Extracted data entries
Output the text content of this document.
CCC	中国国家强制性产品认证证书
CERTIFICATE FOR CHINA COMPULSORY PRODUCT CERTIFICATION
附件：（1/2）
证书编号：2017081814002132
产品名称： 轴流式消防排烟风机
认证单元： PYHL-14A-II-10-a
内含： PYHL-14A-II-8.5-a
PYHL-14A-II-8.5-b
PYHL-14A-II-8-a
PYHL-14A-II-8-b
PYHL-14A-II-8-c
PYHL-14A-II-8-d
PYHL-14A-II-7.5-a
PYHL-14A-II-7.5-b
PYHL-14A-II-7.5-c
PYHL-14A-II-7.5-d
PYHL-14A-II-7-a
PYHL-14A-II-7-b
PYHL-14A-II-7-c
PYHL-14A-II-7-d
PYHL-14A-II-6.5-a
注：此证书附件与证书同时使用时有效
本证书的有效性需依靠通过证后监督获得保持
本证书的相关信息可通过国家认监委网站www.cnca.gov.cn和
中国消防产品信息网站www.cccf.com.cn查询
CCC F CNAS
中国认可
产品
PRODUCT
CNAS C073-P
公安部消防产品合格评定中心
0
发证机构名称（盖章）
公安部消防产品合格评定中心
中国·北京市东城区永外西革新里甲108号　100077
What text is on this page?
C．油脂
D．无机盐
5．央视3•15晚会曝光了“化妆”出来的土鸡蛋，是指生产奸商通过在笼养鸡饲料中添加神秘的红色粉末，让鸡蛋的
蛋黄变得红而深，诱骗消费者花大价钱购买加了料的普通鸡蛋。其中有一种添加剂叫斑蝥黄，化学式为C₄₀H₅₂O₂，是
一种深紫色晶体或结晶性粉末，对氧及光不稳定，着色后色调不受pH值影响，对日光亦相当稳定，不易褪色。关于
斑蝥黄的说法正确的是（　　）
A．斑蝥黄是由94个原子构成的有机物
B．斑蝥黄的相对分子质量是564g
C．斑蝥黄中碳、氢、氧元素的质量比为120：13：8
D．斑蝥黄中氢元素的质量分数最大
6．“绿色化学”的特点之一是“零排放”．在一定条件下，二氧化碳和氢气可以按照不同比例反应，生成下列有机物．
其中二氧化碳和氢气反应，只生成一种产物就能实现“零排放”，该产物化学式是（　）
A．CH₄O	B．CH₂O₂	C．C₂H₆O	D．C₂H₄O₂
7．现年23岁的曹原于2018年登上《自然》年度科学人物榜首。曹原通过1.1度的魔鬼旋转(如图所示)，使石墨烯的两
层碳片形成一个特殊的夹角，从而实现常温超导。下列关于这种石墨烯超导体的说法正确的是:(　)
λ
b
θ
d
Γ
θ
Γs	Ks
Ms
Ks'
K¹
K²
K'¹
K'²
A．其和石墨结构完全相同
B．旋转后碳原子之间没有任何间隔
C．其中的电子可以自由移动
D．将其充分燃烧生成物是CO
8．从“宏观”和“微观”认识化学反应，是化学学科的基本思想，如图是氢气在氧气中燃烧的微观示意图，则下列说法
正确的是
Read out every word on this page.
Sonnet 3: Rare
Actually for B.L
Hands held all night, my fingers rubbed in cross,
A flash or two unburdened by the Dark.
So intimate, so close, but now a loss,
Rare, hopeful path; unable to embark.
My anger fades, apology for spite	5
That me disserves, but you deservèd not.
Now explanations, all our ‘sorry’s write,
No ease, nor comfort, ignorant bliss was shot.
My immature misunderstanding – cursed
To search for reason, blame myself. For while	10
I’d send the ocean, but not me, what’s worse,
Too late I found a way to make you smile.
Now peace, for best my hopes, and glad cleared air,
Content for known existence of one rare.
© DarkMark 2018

WHAT THE TASK ASKS
Repeat all of the records above exactly as written.

FINAL RESULT
Output the text content of this document.
CCC	中国国家强制性产品认证证书
CERTIFICATE FOR CHINA COMPULSORY PRODUCT CERTIFICATION
附件：（1/2）
证书编号：2017081814002132
产品名称： 轴流式消防排烟风机
认证单元： PYHL-14A-II-10-a
内含： PYHL-14A-II-8.5-a
PYHL-14A-II-8.5-b
PYHL-14A-II-8-a
PYHL-14A-II-8-b
PYHL-14A-II-8-c
PYHL-14A-II-8-d
PYHL-14A-II-7.5-a
PYHL-14A-II-7.5-b
PYHL-14A-II-7.5-c
PYHL-14A-II-7.5-d
PYHL-14A-II-7-a
PYHL-14A-II-7-b
PYHL-14A-II-7-c
PYHL-14A-II-7-d
PYHL-14A-II-6.5-a
注：此证书附件与证书同时使用时有效
本证书的有效性需依靠通过证后监督获得保持
本证书的相关信息可通过国家认监委网站www.cnca.gov.cn和
中国消防产品信息网站www.cccf.com.cn查询
CCC F CNAS
中国认可
产品
PRODUCT
CNAS C073-P
公安部消防产品合格评定中心
0
发证机构名称（盖章）
公安部消防产品合格评定中心
中国·北京市东城区永外西革新里甲108号　100077
What text is on this page?
C．油脂
D．无机盐
5．央视3•15晚会曝光了“化妆”出来的土鸡蛋，是指生产奸商通过在笼养鸡饲料中添加神秘的红色粉末，让鸡蛋的
蛋黄变得红而深，诱骗消费者花大价钱购买加了料的普通鸡蛋。其中有一种添加剂叫斑蝥黄，化学式为C₄₀H₅₂O₂，是
一种深紫色晶体或结晶性粉末，对氧及光不稳定，着色后色调不受pH值影响，对日光亦相当稳定，不易褪色。关于
斑蝥黄的说法正确的是（　　）
A．斑蝥黄是由94个原子构成的有机物
B．斑蝥黄的相对分子质量是564g
C．斑蝥黄中碳、氢、氧元素的质量比为120：13：8
D．斑蝥黄中氢元素的质量分数最大
6．“绿色化学”的特点之一是“零排放”．在一定条件下，二氧化碳和氢气可以按照不同比例反应，生成下列有机物．
其中二氧化碳和氢气反应，只生成一种产物就能实现“零排放”，该产物化学式是（　）
A．CH₄O	B．CH₂O₂	C．C₂H₆O	D．C₂H₄O₂
7．现年23岁的曹原于2018年登上《自然》年度科学人物榜首。曹原通过1.1度的魔鬼旋转(如图所示)，使石墨烯的两
层碳片形成一个特殊的夹角，从而实现常温超导。下列关于这种石墨烯超导体的说法正确的是:(　)
λ
b
θ
d
Γ
θ
Γs	Ks
Ms
Ks'
K¹
K²
K'¹
K'²
A．其和石墨结构完全相同
B．旋转后碳原子之间没有任何间隔
C．其中的电子可以自由移动
D．将其充分燃烧生成物是CO
8．从“宏观”和“微观”认识化学反应，是化学学科的基本思想，如图是氢气在氧气中燃烧的微观示意图，则下列说法
正确的是
Read out every word on this page.
Sonnet 3: Rare
Actually for B.L
Hands held all night, my fingers rubbed in cross,
A flash or two unburdened by the Dark.
So intimate, so close, but now a loss,
Rare, hopeful path; unable to embark.
My anger fades, apology for spite	5
That me disserves, but you deservèd not.
Now explanations, all our ‘sorry’s write,
No ease, nor comfort, ignorant bliss was shot.
My immature misunderstanding – cursed
To search for reason, blame myself. For while	10
I’d send the ocean, but not me, what’s worse,
Too late I found a way to make you smile.
Now peace, for best my hopes, and glad cleared air,
Content for known existence of one rare.
© DarkMark 2018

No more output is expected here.